Find the lines with the string "торцовой" and return them.

• DATA ENTRIES:
──────
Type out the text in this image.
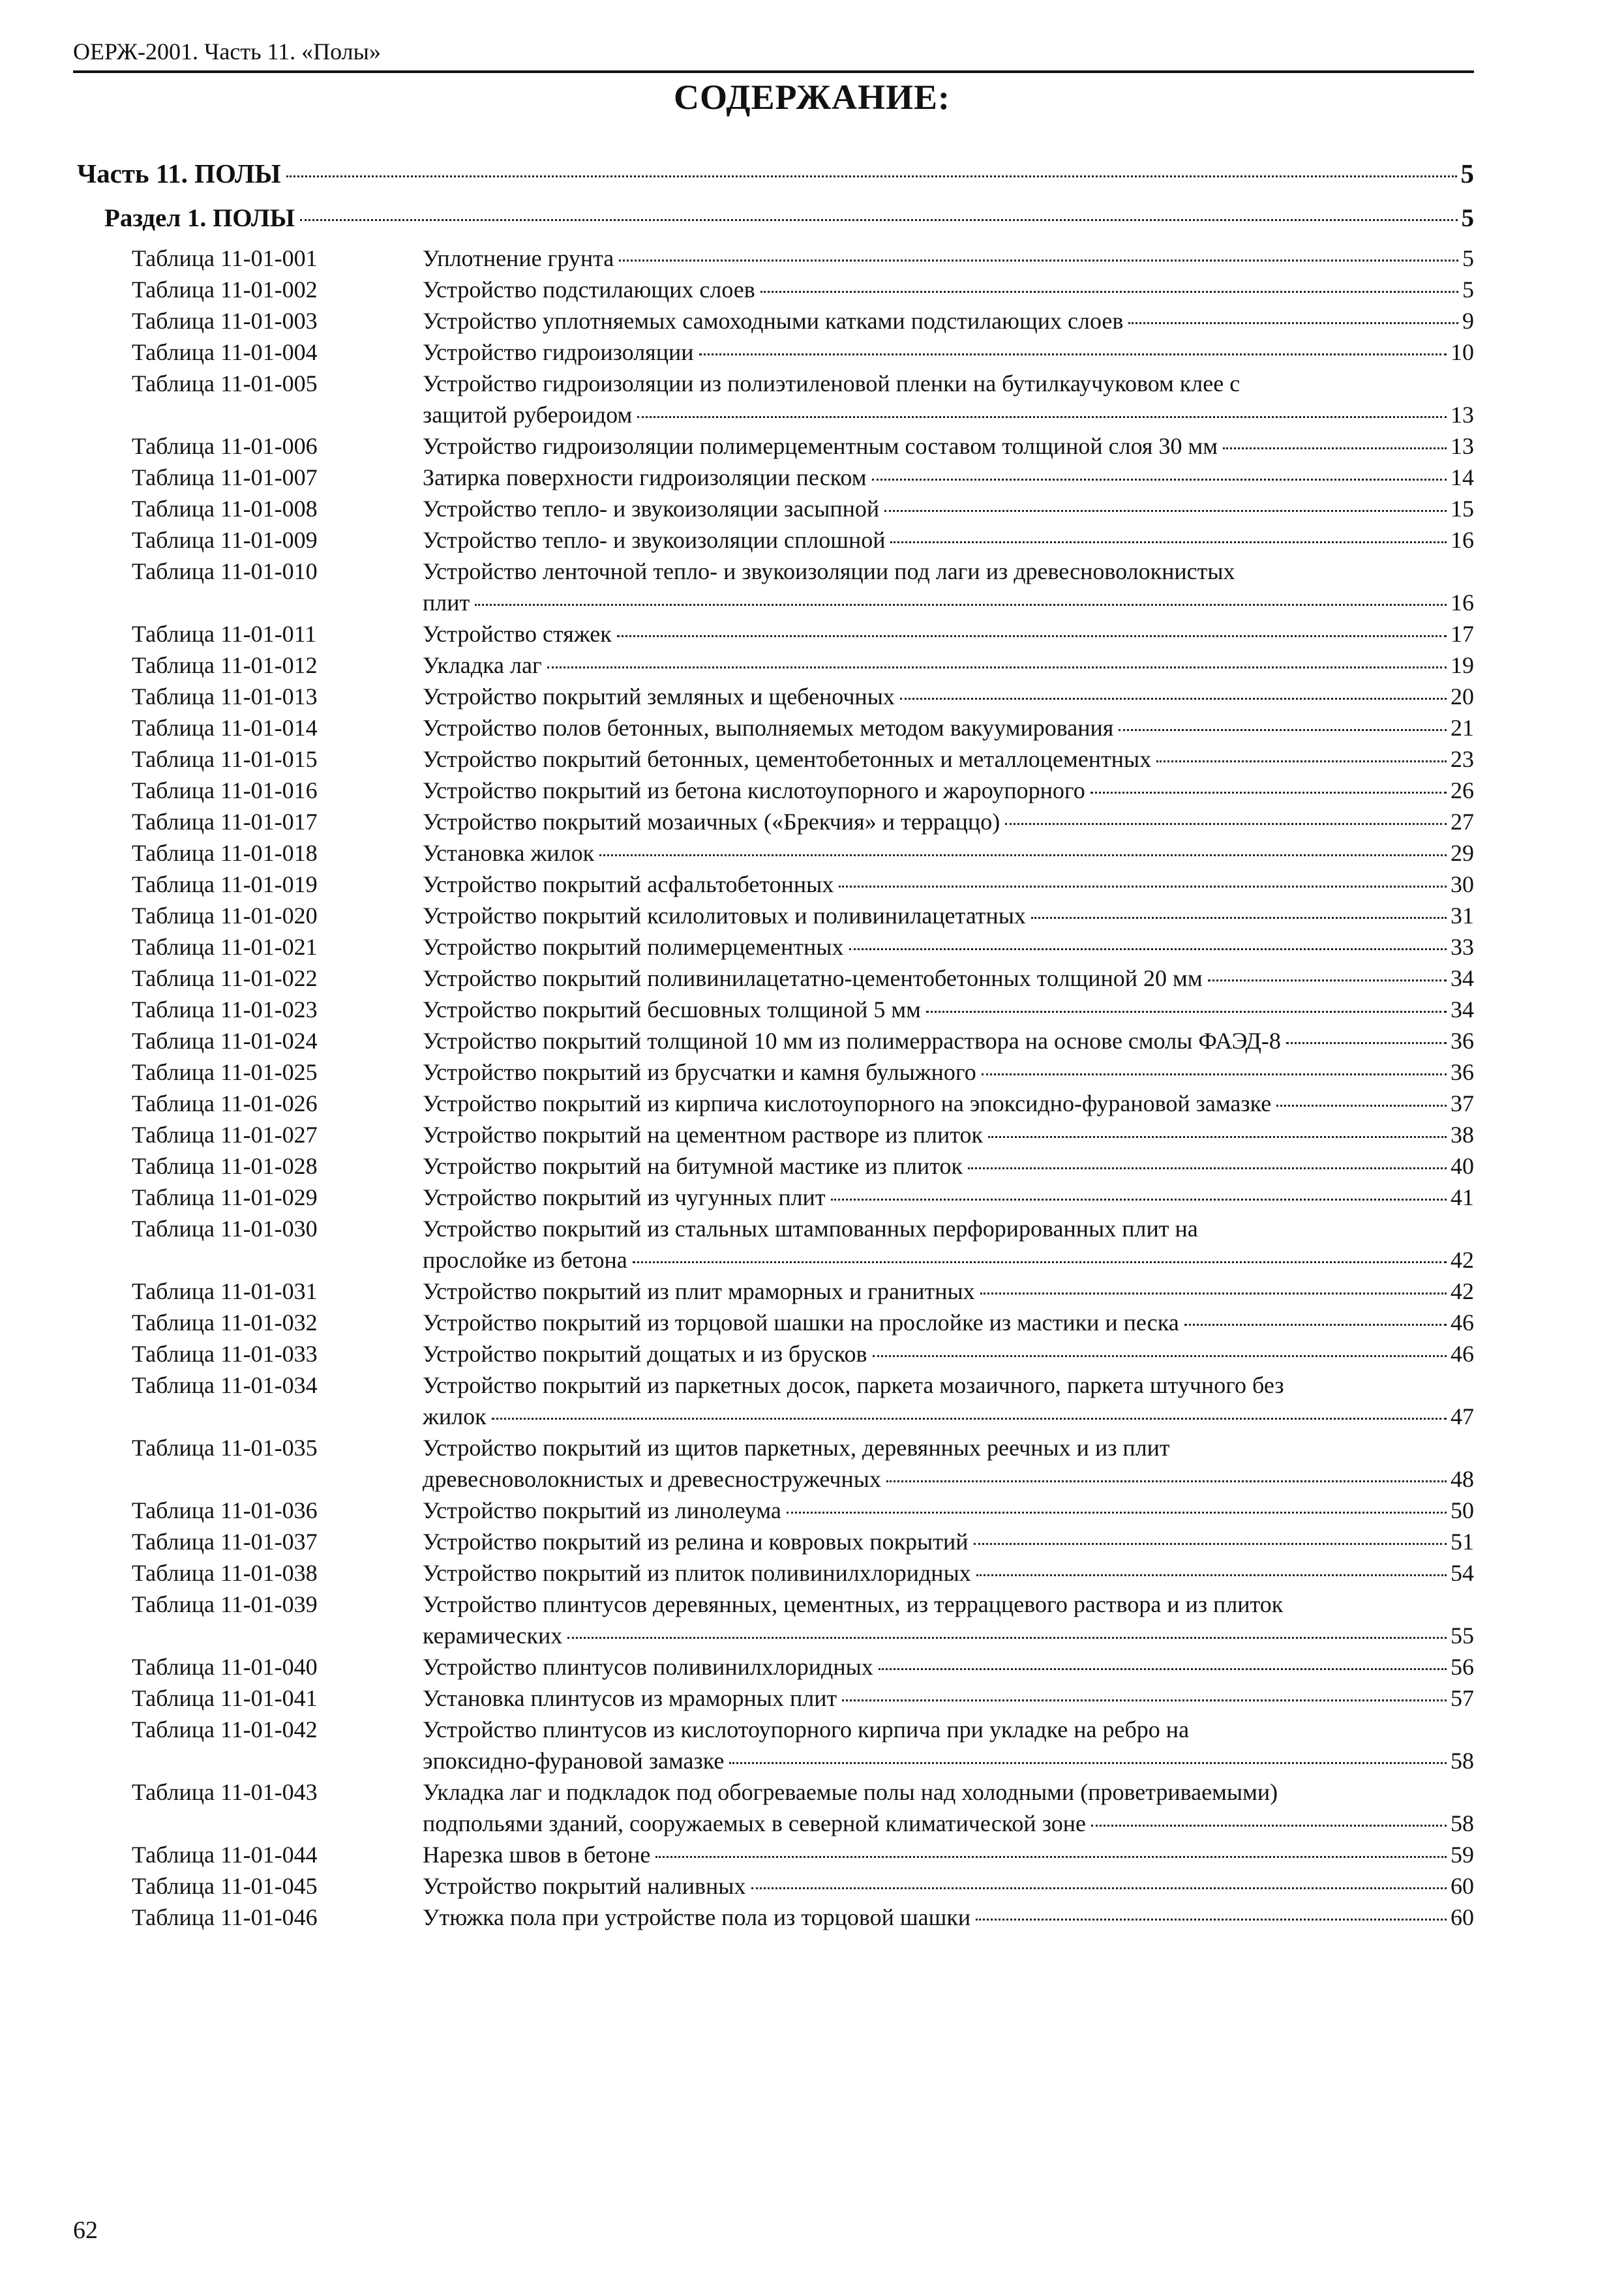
ОЕРЖ-2001. Часть 11. «Полы»
СОДЕРЖАНИЕ:
Часть 11. ПОЛЫ	5
Раздел 1. ПОЛЫ	5
Таблица 11-01-001	Уплотнение грунта	5
Таблица 11-01-002	Устройство подстилающих слоев	5
Таблица 11-01-003	Устройство уплотняемых самоходными катками подстилающих слоев	9
Таблица 11-01-004	Устройство гидроизоляции	10
Таблица 11-01-005	Устройство гидроизоляции из полиэтиленовой пленки на бутилкаучуковом клее с
защитой рубероидом	13
Таблица 11-01-006	Устройство гидроизоляции полимерцементным составом толщиной слоя 30 мм	13
Таблица 11-01-007	Затирка поверхности гидроизоляции песком	14
Таблица 11-01-008	Устройство тепло- и звукоизоляции засыпной	15
Таблица 11-01-009	Устройство тепло- и звукоизоляции сплошной	16
Таблица 11-01-010	Устройство ленточной тепло- и звукоизоляции под лаги из древесноволокнистых
плит	16
Таблица 11-01-011	Устройство стяжек	17
Таблица 11-01-012	Укладка лаг	19
Таблица 11-01-013	Устройство покрытий земляных и щебеночных	20
Таблица 11-01-014	Устройство полов бетонных, выполняемых методом вакуумирования	21
Таблица 11-01-015	Устройство покрытий бетонных, цементобетонных и металлоцементных	23
Таблица 11-01-016	Устройство покрытий из бетона кислотоупорного и жароупорного	26
Таблица 11-01-017	Устройство покрытий мозаичных («Брекчия» и терраццо)	27
Таблица 11-01-018	Установка жилок	29
Таблица 11-01-019	Устройство покрытий асфальтобетонных	30
Таблица 11-01-020	Устройство покрытий ксилолитовых и поливинилацетатных	31
Таблица 11-01-021	Устройство покрытий полимерцементных	33
Таблица 11-01-022	Устройство покрытий поливинилацетатно-цементобетонных толщиной 20 мм	34
Таблица 11-01-023	Устройство покрытий бесшовных толщиной 5 мм	34
Таблица 11-01-024	Устройство покрытий толщиной 10 мм из полимерраствора на основе смолы ФАЭД-8	36
Таблица 11-01-025	Устройство покрытий из брусчатки и камня булыжного	36
Таблица 11-01-026	Устройство покрытий из кирпича кислотоупорного на эпоксидно-фурановой замазке	37
Таблица 11-01-027	Устройство покрытий на цементном растворе из плиток	38
Таблица 11-01-028	Устройство покрытий на битумной мастике из плиток	40
Таблица 11-01-029	Устройство покрытий из чугунных плит	41
Таблица 11-01-030	Устройство покрытий из стальных штампованных перфорированных плит на
прослойке из бетона	42
Таблица 11-01-031	Устройство покрытий из плит мраморных и гранитных	42
Таблица 11-01-032	Устройство покрытий из торцовой шашки на прослойке из мастики и песка	46
Таблица 11-01-033	Устройство покрытий дощатых и из брусков	46
Таблица 11-01-034	Устройство покрытий из паркетных досок, паркета мозаичного, паркета штучного без
жилок	47
Таблица 11-01-035	Устройство покрытий из щитов паркетных, деревянных реечных и из плит
древесноволокнистых и древесностружечных	48
Таблица 11-01-036	Устройство покрытий из линолеума	50
Таблица 11-01-037	Устройство покрытий из релина и ковровых покрытий	51
Таблица 11-01-038	Устройство покрытий из плиток поливинилхлоридных	54
Таблица 11-01-039	Устройство плинтусов деревянных, цементных, из терраццевого раствора и из плиток
керамических	55
Таблица 11-01-040	Устройство плинтусов поливинилхлоридных	56
Таблица 11-01-041	Установка плинтусов из мраморных плит	57
Таблица 11-01-042	Устройство плинтусов из кислотоупорного кирпича при укладке на ребро на
эпоксидно-фурановой замазке	58
Таблица 11-01-043	Укладка лаг и подкладок под обогреваемые полы над холодными (проветриваемыми)
подпольями зданий, сооружаемых в северной климатической зоне	58
Таблица 11-01-044	Нарезка швов в бетоне	59
Таблица 11-01-045	Устройство покрытий наливных	60
Таблица 11-01-046	Утюжка пола при устройстве пола из торцовой шашки	60
62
──────
• CORRECT RESULT:
Таблица 11-01-032	Устройство покрытий из торцовой шашки на прослойке из мастики и песка	46
Таблица 11-01-046	Утюжка пола при устройстве пола из торцовой шашки	60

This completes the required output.